AIM. Restate the listing below word for word, omitting any images.

..........

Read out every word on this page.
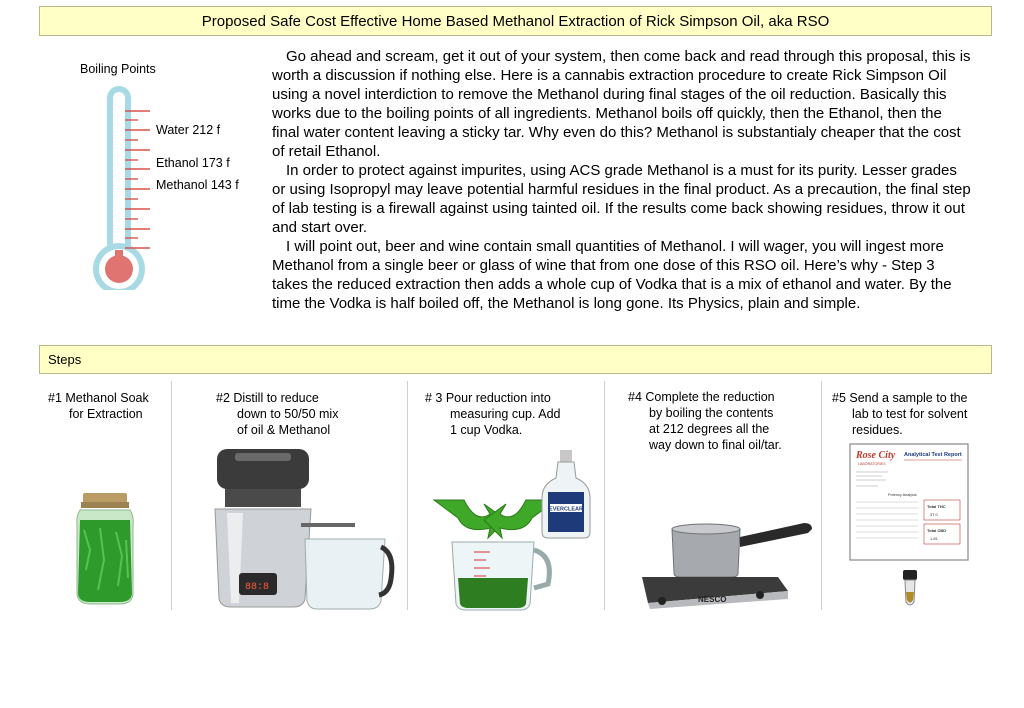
Proposed Safe Cost Effective Home Based Methanol Extraction of Rick Simpson Oil, aka RSO
Boiling Points
Water 212 f
Ethanol 173 f
Methanol 143 f

Go ahead and scream, get it out of your system, then come back and read through this proposal, this is worth a discussion if nothing else. Here is a cannabis extraction procedure to create Rick Simpson Oil using a novel interdiction to remove the Methanol during final stages of the oil reduction. Basically this works due to the boiling points of all ingredients. Methanol boils off quickly, then the Ethanol, then the final water content leaving a sticky tar. Why even do this? Methanol is substantialy cheaper that the cost of retail Ethanol.

In order to protect against impurites, using ACS grade Methanol is a must for its purity. Lesser grades or using Isopropyl may leave potential harmful residues in the final product. As a precaution, the final step of lab testing is a firewall against using tainted oil. If the results come back showing residues, throw it out and start over.

I will point out, beer and wine contain small quantities of Methanol. I will wager, you will ingest more Methanol from a single beer or glass of wine that from one dose of this RSO oil. Here’s why - Step 3 takes the reduced extraction then adds a whole cup of Vodka that is a mix of ethanol and water. By the time the Vodka is half boiled off, the Methanol is long gone. Its Physics, plain and simple.

Steps
#1 Methanol Soak
for Extraction
#2 Distill to reduce
down to 50/50 mix
of oil & Methanol
# 3 Pour reduction into
measuring cup. Add
1 cup Vodka.
#4 Complete the reduction
by boiling the contents
at 212 degrees all the
way down to final oil/tar.
#5 Send a sample to the
lab to test for solvent
residues.
88:8
EVERCLEAR
NESCO
Rose City
LABORATORIES
Analytical Test Report
Potency Analysis
Total THC
37.0
Total CBD
1.81
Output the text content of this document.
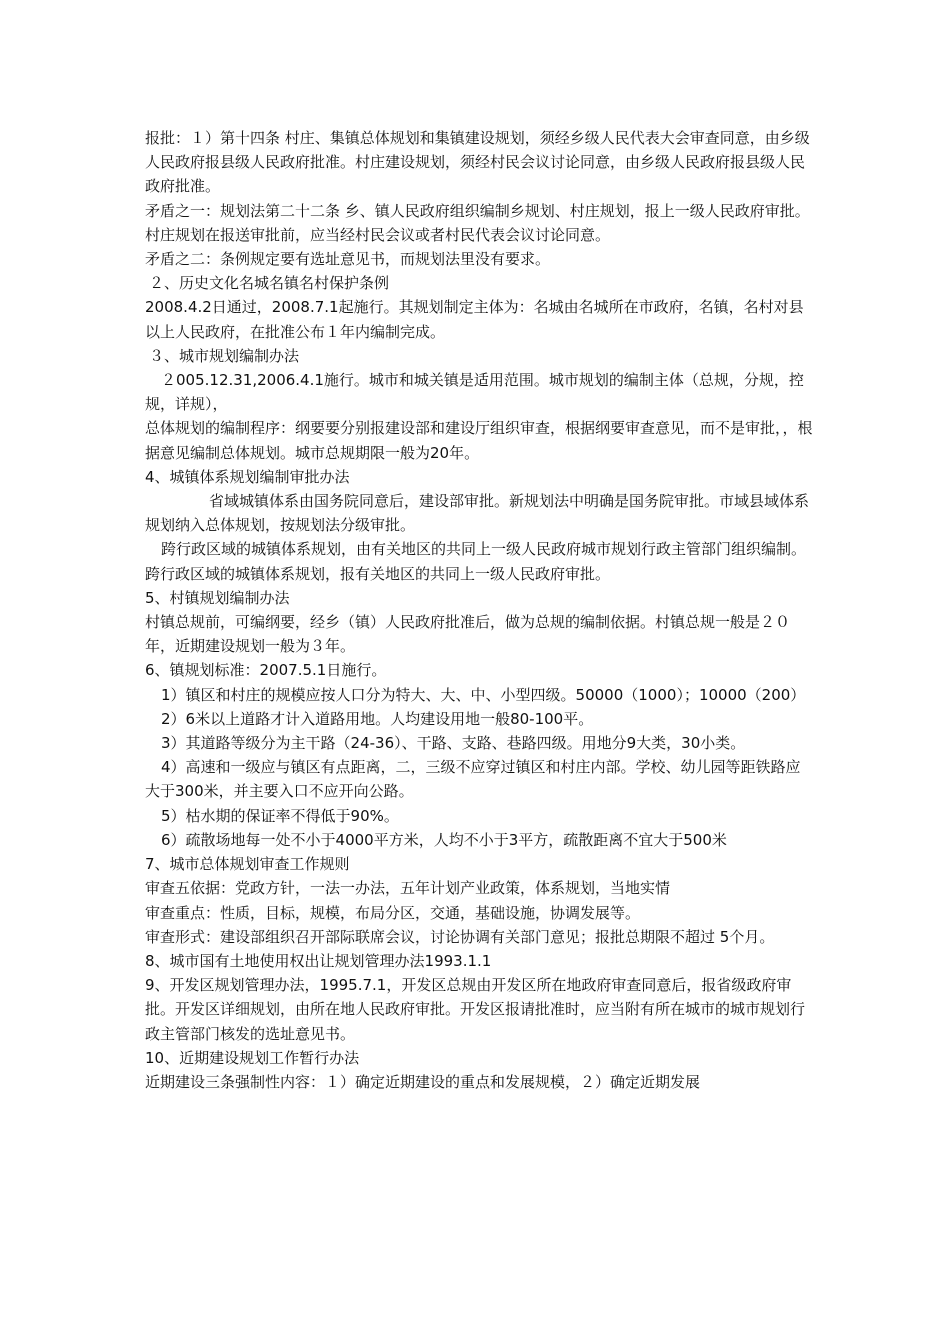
报批：１）第十四条 村庄、集镇总体规划和集镇建设规划，须经乡级人民代表大会审查同意，由乡级人民政府报县级人民政府批准。村庄建设规划，须经村民会议讨论同意，由乡级人民政府报县级人民政府批准。

矛盾之一：规划法第二十二条 乡、镇人民政府组织编制乡规划、村庄规划，报上一级人民政府审批。村庄规划在报送审批前，应当经村民会议或者村民代表会议讨论同意。

矛盾之二：条例规定要有选址意见书，而规划法里没有要求。

２、历史文化名城名镇名村保护条例

2008.4.2日通过，2008.7.1起施行。其规划制定主体为：名城由名城所在市政府，名镇，名村对县以上人民政府，在批准公布１年内编制完成。

３、城市规划编制办法

２005.12.31,2006.4.1施行。城市和城关镇是适用范围。城市规划的编制主体（总规，分规，控规，详规），

总体规划的编制程序：纲要要分别报建设部和建设厅组织审查，根据纲要审查意见，而不是审批，，根据意见编制总体规划。城市总规期限一般为20年。

4、城镇体系规划编制审批办法

省域城镇体系由国务院同意后，建设部审批。新规划法中明确是国务院审批。市域县域体系规划纳入总体规划，按规划法分级审批。

跨行政区域的城镇体系规划，由有关地区的共同上一级人民政府城市规划行政主管部门组织编制。跨行政区域的城镇体系规划，报有关地区的共同上一级人民政府审批。

5、村镇规划编制办法

村镇总规前，可编纲要，经乡（镇）人民政府批准后，做为总规的编制依据。村镇总规一般是２０年，近期建设规划一般为３年。

6、镇规划标准：2007.5.1日施行。

1）镇区和村庄的规模应按人口分为特大、大、中、小型四级。50000（1000）；10000（200）

2）6米以上道路才计入道路用地。人均建设用地一般80-100平。

3）其道路等级分为主干路（24-36）、干路、支路、巷路四级。用地分9大类，30小类。

4）高速和一级应与镇区有点距离，二，三级不应穿过镇区和村庄内部。学校、幼儿园等距铁路应大于300米，并主要入口不应开向公路。

5）枯水期的保证率不得低于90%。

6）疏散场地每一处不小于4000平方米，人均不小于3平方，疏散距离不宜大于500米

7、城市总体规划审查工作规则

审查五依据：党政方针，一法一办法，五年计划产业政策，体系规划，当地实情

审查重点：性质，目标，规模，布局分区，交通，基础设施，协调发展等。

审查形式：建设部组织召开部际联席会议，讨论协调有关部门意见；报批总期限不超过 5个月。

8、城市国有土地使用权出让规划管理办法1993.1.1

9、开发区规划管理办法，1995.7.1，开发区总规由开发区所在地政府审查同意后，报省级政府审批。开发区详细规划，由所在地人民政府审批。开发区报请批准时，应当附有所在城市的城市规划行政主管部门核发的选址意见书。

10、近期建设规划工作暂行办法

近期建设三条强制性内容：１）确定近期建设的重点和发展规模，２）确定近期发展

..........

ANSWER TO THIS TASK.
Read out every word on this page.
Proposed Safe Cost Effective Home Based Methanol Extraction of Rick Simpson Oil, aka RSO
Boiling Points
Water 212 f
Ethanol 173 f
Methanol 143 f

Go ahead and scream, get it out of your system, then come back and read through this proposal, this is worth a discussion if nothing else. Here is a cannabis extraction procedure to create Rick Simpson Oil using a novel interdiction to remove the Methanol during final stages of the oil reduction. Basically this works due to the boiling points of all ingredients. Methanol boils off quickly, then the Ethanol, then the final water content leaving a sticky tar. Why even do this? Methanol is substantialy cheaper that the cost of retail Ethanol.

In order to protect against impurites, using ACS grade Methanol is a must for its purity. Lesser grades or using Isopropyl may leave potential harmful residues in the final product. As a precaution, the final step of lab testing is a firewall against using tainted oil. If the results come back showing residues, throw it out and start over.

I will point out, beer and wine contain small quantities of Methanol. I will wager, you will ingest more Methanol from a single beer or glass of wine that from one dose of this RSO oil. Here’s why - Step 3 takes the reduced extraction then adds a whole cup of Vodka that is a mix of ethanol and water. By the time the Vodka is half boiled off, the Methanol is long gone. Its Physics, plain and simple.

Steps
#1 Methanol Soak
for Extraction
#2 Distill to reduce
down to 50/50 mix
of oil & Methanol
# 3 Pour reduction into
measuring cup. Add
1 cup Vodka.
#4 Complete the reduction
by boiling the contents
at 212 degrees all the
way down to final oil/tar.
#5 Send a sample to the
lab to test for solvent
residues.
88:8
EVERCLEAR
NESCO
Rose City
LABORATORIES
Analytical Test Report
Potency Analysis
Total THC
37.0
Total CBD
1.81
Output the text content of this document.
报批：１）第十四条 村庄、集镇总体规划和集镇建设规划，须经乡级人民代表大会审查同意，由乡级人民政府报县级人民政府批准。村庄建设规划，须经村民会议讨论同意，由乡级人民政府报县级人民政府批准。

矛盾之一：规划法第二十二条 乡、镇人民政府组织编制乡规划、村庄规划，报上一级人民政府审批。村庄规划在报送审批前，应当经村民会议或者村民代表会议讨论同意。

矛盾之二：条例规定要有选址意见书，而规划法里没有要求。

２、历史文化名城名镇名村保护条例

2008.4.2日通过，2008.7.1起施行。其规划制定主体为：名城由名城所在市政府，名镇，名村对县以上人民政府，在批准公布１年内编制完成。

３、城市规划编制办法

２005.12.31,2006.4.1施行。城市和城关镇是适用范围。城市规划的编制主体（总规，分规，控规，详规），

总体规划的编制程序：纲要要分别报建设部和建设厅组织审查，根据纲要审查意见，而不是审批，，根据意见编制总体规划。城市总规期限一般为20年。

4、城镇体系规划编制审批办法

省域城镇体系由国务院同意后，建设部审批。新规划法中明确是国务院审批。市域县域体系规划纳入总体规划，按规划法分级审批。

跨行政区域的城镇体系规划，由有关地区的共同上一级人民政府城市规划行政主管部门组织编制。跨行政区域的城镇体系规划，报有关地区的共同上一级人民政府审批。

5、村镇规划编制办法

村镇总规前，可编纲要，经乡（镇）人民政府批准后，做为总规的编制依据。村镇总规一般是２０年，近期建设规划一般为３年。

6、镇规划标准：2007.5.1日施行。

1）镇区和村庄的规模应按人口分为特大、大、中、小型四级。50000（1000）；10000（200）

2）6米以上道路才计入道路用地。人均建设用地一般80-100平。

3）其道路等级分为主干路（24-36）、干路、支路、巷路四级。用地分9大类，30小类。

4）高速和一级应与镇区有点距离，二，三级不应穿过镇区和村庄内部。学校、幼儿园等距铁路应大于300米，并主要入口不应开向公路。

5）枯水期的保证率不得低于90%。

6）疏散场地每一处不小于4000平方米，人均不小于3平方，疏散距离不宜大于500米

7、城市总体规划审查工作规则

审查五依据：党政方针，一法一办法，五年计划产业政策，体系规划，当地实情

审查重点：性质，目标，规模，布局分区，交通，基础设施，协调发展等。

审查形式：建设部组织召开部际联席会议，讨论协调有关部门意见；报批总期限不超过 5个月。

8、城市国有土地使用权出让规划管理办法1993.1.1

9、开发区规划管理办法，1995.7.1，开发区总规由开发区所在地政府审查同意后，报省级政府审批。开发区详细规划，由所在地人民政府审批。开发区报请批准时，应当附有所在城市的城市规划行政主管部门核发的选址意见书。

10、近期建设规划工作暂行办法

近期建设三条强制性内容：１）确定近期建设的重点和发展规模，２）确定近期发展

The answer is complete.